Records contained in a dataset
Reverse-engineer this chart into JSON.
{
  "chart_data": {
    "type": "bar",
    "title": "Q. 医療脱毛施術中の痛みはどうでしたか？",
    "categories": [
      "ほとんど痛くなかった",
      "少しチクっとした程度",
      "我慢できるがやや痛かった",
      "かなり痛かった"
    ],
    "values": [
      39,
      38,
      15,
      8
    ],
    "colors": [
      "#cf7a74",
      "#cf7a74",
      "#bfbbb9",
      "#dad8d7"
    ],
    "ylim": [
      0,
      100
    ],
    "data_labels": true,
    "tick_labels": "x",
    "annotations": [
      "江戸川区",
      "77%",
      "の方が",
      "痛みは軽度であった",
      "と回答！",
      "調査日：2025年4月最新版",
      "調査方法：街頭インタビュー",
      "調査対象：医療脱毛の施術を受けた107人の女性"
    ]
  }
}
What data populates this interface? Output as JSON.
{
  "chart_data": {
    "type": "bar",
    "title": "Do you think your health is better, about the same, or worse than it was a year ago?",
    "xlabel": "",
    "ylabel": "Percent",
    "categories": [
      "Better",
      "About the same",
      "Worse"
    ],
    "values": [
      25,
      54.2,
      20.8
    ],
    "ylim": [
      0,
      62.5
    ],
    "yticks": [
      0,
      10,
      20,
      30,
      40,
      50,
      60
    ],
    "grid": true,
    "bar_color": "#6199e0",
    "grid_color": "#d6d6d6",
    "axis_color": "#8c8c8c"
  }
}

Written exercise
From the first line to the last, please quote the material above exactly.

Output below
Reverse-engineer this chart into JSON.
{
  "chart_data": {
    "type": "bar",
    "title": "Q. 医療脱毛施術中の痛みはどうでしたか？",
    "categories": [
      "ほとんど痛くなかった",
      "少しチクっとした程度",
      "我慢できるがやや痛かった",
      "かなり痛かった"
    ],
    "values": [
      39,
      38,
      15,
      8
    ],
    "colors": [
      "#cf7a74",
      "#cf7a74",
      "#bfbbb9",
      "#dad8d7"
    ],
    "ylim": [
      0,
      100
    ],
    "data_labels": true,
    "tick_labels": "x",
    "annotations": [
      "江戸川区",
      "77%",
      "の方が",
      "痛みは軽度であった",
      "と回答！",
      "調査日：2025年4月最新版",
      "調査方法：街頭インタビュー",
      "調査対象：医療脱毛の施術を受けた107人の女性"
    ]
  }
}
What data populates this interface? Output as JSON.
{
  "chart_data": {
    "type": "bar",
    "title": "Do you think your health is better, about the same, or worse than it was a year ago?",
    "xlabel": "",
    "ylabel": "Percent",
    "categories": [
      "Better",
      "About the same",
      "Worse"
    ],
    "values": [
      25,
      54.2,
      20.8
    ],
    "ylim": [
      0,
      62.5
    ],
    "yticks": [
      0,
      10,
      20,
      30,
      40,
      50,
      60
    ],
    "grid": true,
    "bar_color": "#6199e0",
    "grid_color": "#d6d6d6",
    "axis_color": "#8c8c8c"
  }
}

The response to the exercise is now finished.